* Written request *
Search the data for the string "Diameter" and extract every line where it appears.

Data records:
....
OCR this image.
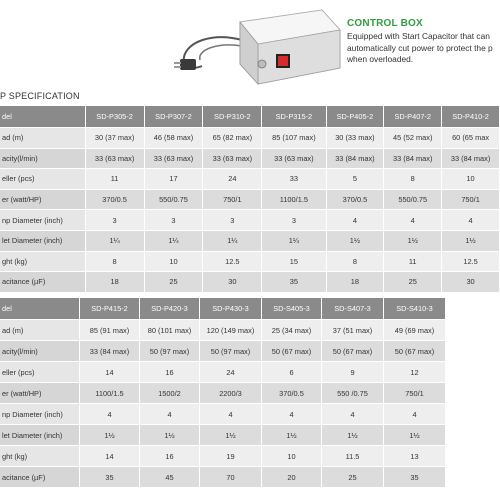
CONTROL BOX
Equipped with Start Capacitor that can
automatically cut power to protect the p
when overloaded.
P SPECIFICATION
del	SD-P305-2	SD-P307-2	SD-P310-2	SD-P315-2	SD-P405-2	SD-P407-2	SD-P410-2
ad (m)	30 (37 max)	46 (58 max)	65 (82 max)	85 (107 max)	30 (33 max)	45 (52 max)	60 (65 max
acity(l/min)	33 (63 max)	33 (63 max)	33 (63 max)	33 (63 max)	33 (84 max)	33 (84 max)	33 (84 max)
eller (pcs)	11	17	24	33	5	8	10
er (watt/HP)	370/0.5	550/0.75	750/1	1100/1.5	370/0.5	550/0.75	750/1
np Diameter (inch)	3	3	3	3	4	4	4
let Diameter (inch)	1¼	1¼	1¼	1¼	1½	1½	1½
ght (kg)	8	10	12.5	15	8	11	12.5
acitance (µF)	18	25	30	35	18	25	30
del	SD-P415-2	SD-P420-3	SD-P430-3	SD-S405-3	SD-S407-3	SD-S410-3
ad (m)	85 (91 max)	80 (101 max)	120 (149 max)	25 (34 max)	37 (51 max)	49 (69 max)
acity(l/min)	33 (84 max)	50 (97 max)	50 (97 max)	50 (67 max)	50 (67 max)	50 (67 max)
eller (pcs)	14	16	24	6	9	12
er (watt/HP)	1100/1.5	1500/2	2200/3	370/0.5	550 /0.75	750/1
np Diameter (inch)	4	4	4	4	4	4
let Diameter (inch)	1½	1½	1½	1½	1½	1½
ght (kg)	14	16	19	10	11.5	13
acitance (µF)	35	45	70	20	25	35
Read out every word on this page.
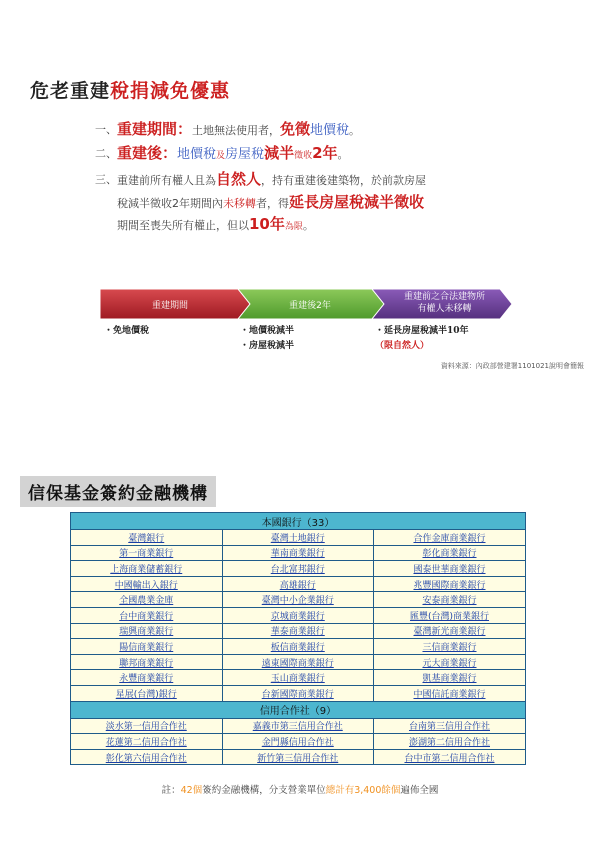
危老重建稅捐減免優惠
一、 重建期間：土地無法使用者，免徵地價稅。
二、 重建後：地價稅及房屋稅減半徵收2年。
三、 重建前所有權人且為自然人，持有重建後建築物，於前款房屋
稅減半徵收2年期間內未移轉者，得延長房屋稅減半徵收
期間至喪失所有權止，但以10年為限。
重建期間	重建後2年
重建前之合法建物所
有權人未移轉
・免地價稅	・地價稅減半
・房屋稅減半
・延長房屋稅減半10年
（限自然人）
資料來源：內政部營建署1101021說明會簡報
信保基金簽約金融機構
本國銀行（33）		
臺灣銀行	臺灣土地銀行	合作金庫商業銀行
第一商業銀行	華南商業銀行	彰化商業銀行
上海商業儲蓄銀行	台北富邦銀行	國泰世華商業銀行
中國輸出入銀行	高雄銀行	兆豐國際商業銀行
全國農業金庫	臺灣中小企業銀行	安泰商業銀行
台中商業銀行	京城商業銀行	匯豐(台灣)商業銀行
瑞興商業銀行	華泰商業銀行	臺灣新光商業銀行
陽信商業銀行	板信商業銀行	三信商業銀行
聯邦商業銀行	遠東國際商業銀行	元大商業銀行
永豐商業銀行	玉山商業銀行	凱基商業銀行
星展(台灣)銀行	台新國際商業銀行	中國信託商業銀行
信用合作社（9）		
淡水第一信用合作社	嘉義市第三信用合作社	台南第三信用合作社
花蓮第二信用合作社	金門縣信用合作社	澎湖第二信用合作社
彰化第六信用合作社	新竹第三信用合作社	台中市第二信用合作社
註：42個簽約金融機構，分支營業單位總計有3,400餘個遍佈全國
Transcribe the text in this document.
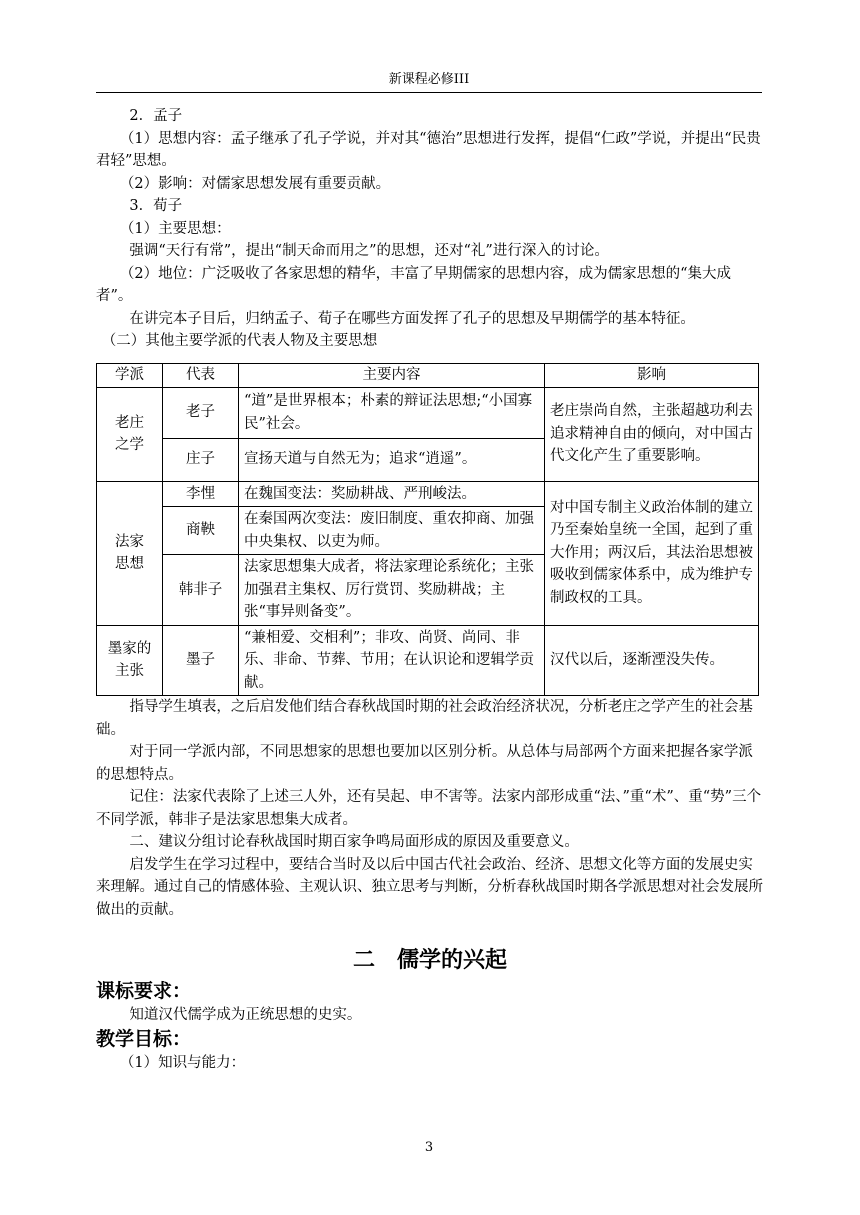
新课程必修III

2．孟子

（1）思想内容：孟子继承了孔子学说，并对其“德治”思想进行发挥，提倡“仁政”学说，并提出“民贵君轻”思想。

（2）影响：对儒家思想发展有重要贡献。

3．荀子

（1）主要思想：

强调“天行有常”，提出“制天命而用之”的思想，还对“礼”进行深入的讨论。

（2）地位：广泛吸收了各家思想的精华，丰富了早期儒家的思想内容，成为儒家思想的“集大成者”。

在讲完本子目后，归纳孟子、荀子在哪些方面发挥了孔子的思想及早期儒学的基本特征。

（二）其他主要学派的代表人物及主要思想

学派	代表	主要内容	影响
老庄之学	老子	“道”是世界根本；朴素的辩证法思想;“小国寡民”社会。	老庄崇尚自然，主张超越功利去追求精神自由的倾向，对中国古代文化产生了重要影响。
	庄子	宣扬天道与自然无为；追求“逍遥”。	
法家思想	李悝	在魏国变法：奖励耕战、严刑峻法。	对中国专制主义政治体制的建立乃至秦始皇统一全国，起到了重大作用；两汉后，其法治思想被吸收到儒家体系中，成为维护专制政权的工具。
	商鞅	在秦国两次变法：废旧制度、重农抑商、加强中央集权、以吏为师。	
	韩非子	法家思想集大成者，将法家理论系统化；主张加强君主集权、厉行赏罚、奖励耕战；主张“事异则备变”。	
墨家的主张	墨子	“兼相爱、交相利”；非攻、尚贤、尚同、非乐、非命、节葬、节用；在认识论和逻辑学贡献。	汉代以后，逐渐湮没失传。

指导学生填表，之后启发他们结合春秋战国时期的社会政治经济状况，分析老庄之学产生的社会基础。

对于同一学派内部，不同思想家的思想也要加以区别分析。从总体与局部两个方面来把握各家学派的思想特点。

记住：法家代表除了上述三人外，还有吴起、申不害等。法家内部形成重“法、”重“术”、重“势”三个不同学派，韩非子是法家思想集大成者。

二、建议分组讨论春秋战国时期百家争鸣局面形成的原因及重要意义。

启发学生在学习过程中，要结合当时及以后中国古代社会政治、经济、思想文化等方面的发展史实来理解。通过自己的情感体验、主观认识、独立思考与判断，分析春秋战国时期各学派思想对社会发展所做出的贡献。

二　儒学的兴起

课标要求：

知道汉代儒学成为正统思想的史实。

教学目标：

（1）知识与能力：

3
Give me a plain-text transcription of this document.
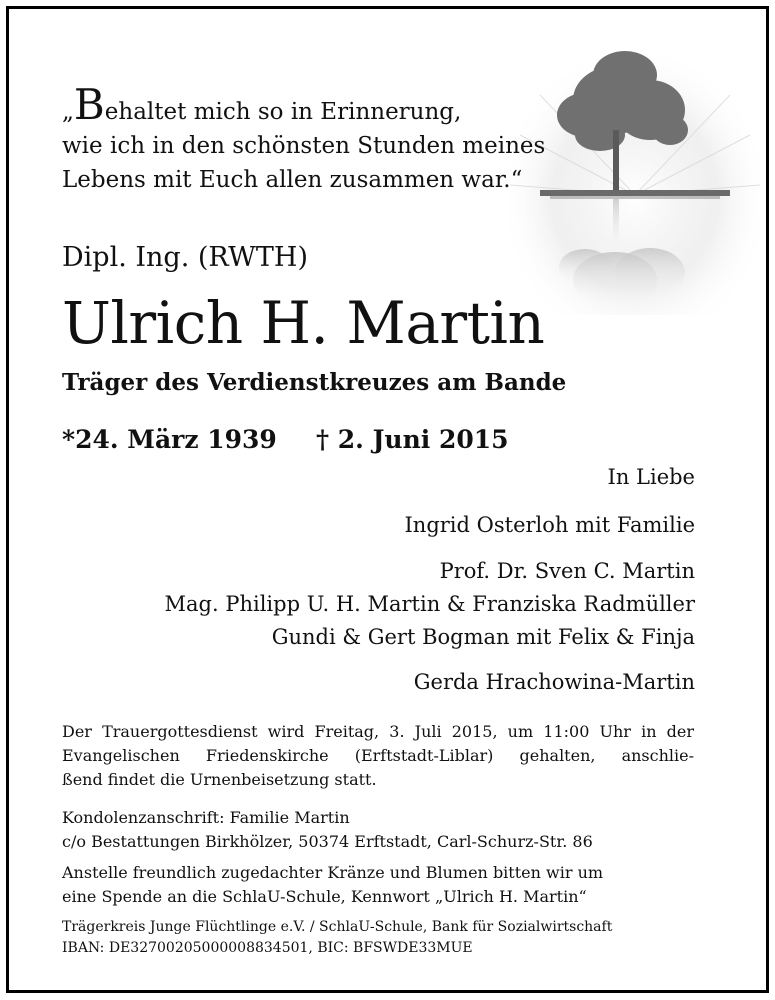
„Behaltet mich so in Erinnerung,
wie ich in den schönsten Stunden meines
Lebens mit Euch allen zusammen war.“
Dipl. Ing. (RWTH)
Ulrich H. Martin
Träger des Verdienstkreuzes am Bande
*24. März 1939 † 2. Juni 2015
In Liebe
Ingrid Osterloh mit Familie
Prof. Dr. Sven C. Martin
Mag. Philipp U. H. Martin & Franziska Radmüller
Gundi & Gert Bogman mit Felix & Finja
Gerda Hrachowina-Martin
Der Trauergottesdienst wird Freitag, 3. Juli 2015, um 11:00 Uhr in der
Evangelischen Friedenskirche (Erftstadt-Liblar) gehalten, anschlie-
ßend findet die Urnenbeisetzung statt.
Kondolenzanschrift: Familie Martin
c/o Bestattungen Birkhölzer, 50374 Erftstadt, Carl-Schurz-Str. 86
Anstelle freundlich zugedachter Kränze und Blumen bitten wir um
eine Spende an die SchlaU-Schule, Kennwort „Ulrich H. Martin“
Trägerkreis Junge Flüchtlinge e.V. / SchlaU-Schule, Bank für Sozialwirtschaft
IBAN: DE32700205000008834501, BIC: BFSWDE33MUE
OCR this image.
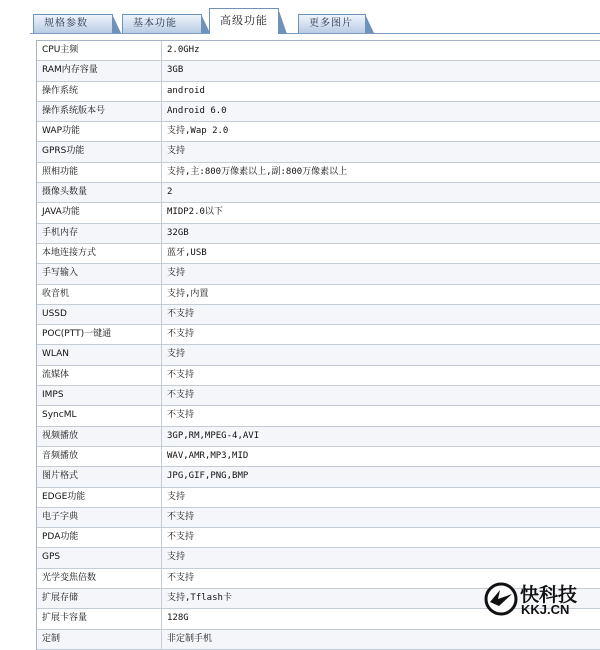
规格参数	基本功能	高级功能	更多图片
CPU主频	2.0GHz
RAM内存容量	3GB
操作系统	android
操作系统版本号	Android 6.0
WAP功能	支持,Wap 2.0
GPRS功能	支持
照相功能	支持,主:800万像素以上,副:800万像素以上
摄像头数量	2
JAVA功能	MIDP2.0以下
手机内存	32GB
本地连接方式	蓝牙,USB
手写输入	支持
收音机	支持,内置
USSD	不支持
POC(PTT)一键通	不支持
WLAN	支持
流媒体	不支持
IMPS	不支持
SyncML	不支持
视频播放	3GP,RM,MPEG-4,AVI
音频播放	WAV,AMR,MP3,MID
图片格式	JPG,GIF,PNG,BMP
EDGE功能	支持
电子字典	不支持
PDA功能	不支持
GPS	支持
光学变焦倍数	不支持
扩展存储	支持,Tflash卡
扩展卡容量	128G
定制	非定制手机
快科技
KKJ.CN
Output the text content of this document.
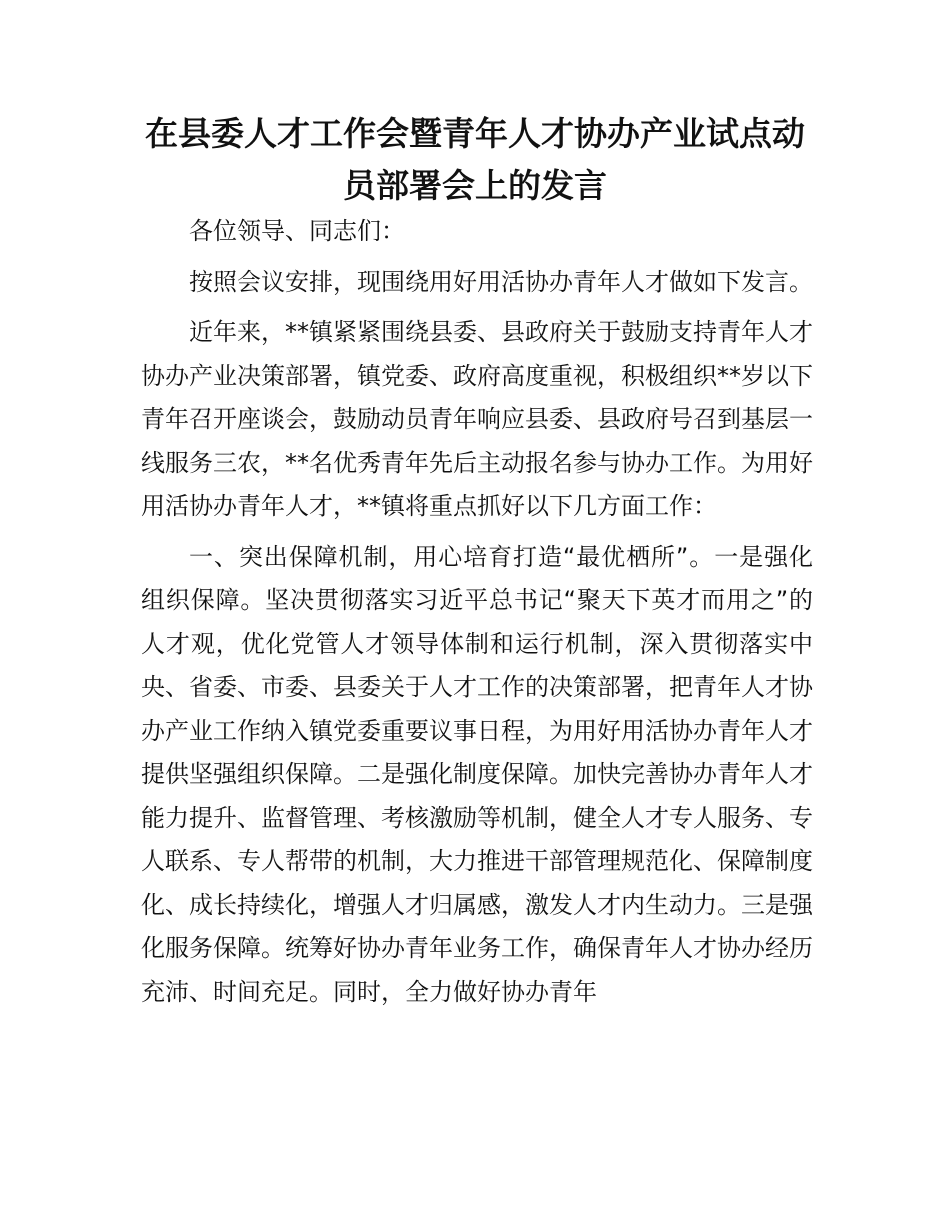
在县委人才工作会暨青年人才协办产业试点动
员部署会上的发言

各位领导、同志们：

按照会议安排，现围绕用好用活协办青年人才做如下发言。

近年来，**镇紧紧围绕县委、县政府关于鼓励支持青年人才协办产业决策部署，镇党委、政府高度重视，积极组织**岁以下青年召开座谈会，鼓励动员青年响应县委、县政府号召到基层一线服务三农，**名优秀青年先后主动报名参与协办工作。为用好用活协办青年人才，**镇将重点抓好以下几方面工作：

一、突出保障机制，用心培育打造“最优栖所”。一是强化组织保障。坚决贯彻落实习近平总书记“聚天下英才而用之”的人才观，优化党管人才领导体制和运行机制，深入贯彻落实中央、省委、市委、县委关于人才工作的决策部署，把青年人才协办产业工作纳入镇党委重要议事日程，为用好用活协办青年人才提供坚强组织保障。二是强化制度保障。加快完善协办青年人才能力提升、监督管理、考核激励等机制，健全人才专人服务、专人联系、专人帮带的机制，大力推进干部管理规范化、保障制度化、成长持续化，增强人才归属感，激发人才内生动力。三是强化服务保障。统筹好协办青年业务工作，确保青年人才协办经历充沛、时间充足。同时，全力做好协办青年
....
* Answer for the task *
np Diameter (inch)	3	3	3	3	4	4	4
let Diameter (inch)	1¼	1¼	1¼	1¼	1½	1½	1½
np Diameter (inch)	4	4	4	4	4	4
let Diameter (inch)	1½	1½	1½	1½	1½	1½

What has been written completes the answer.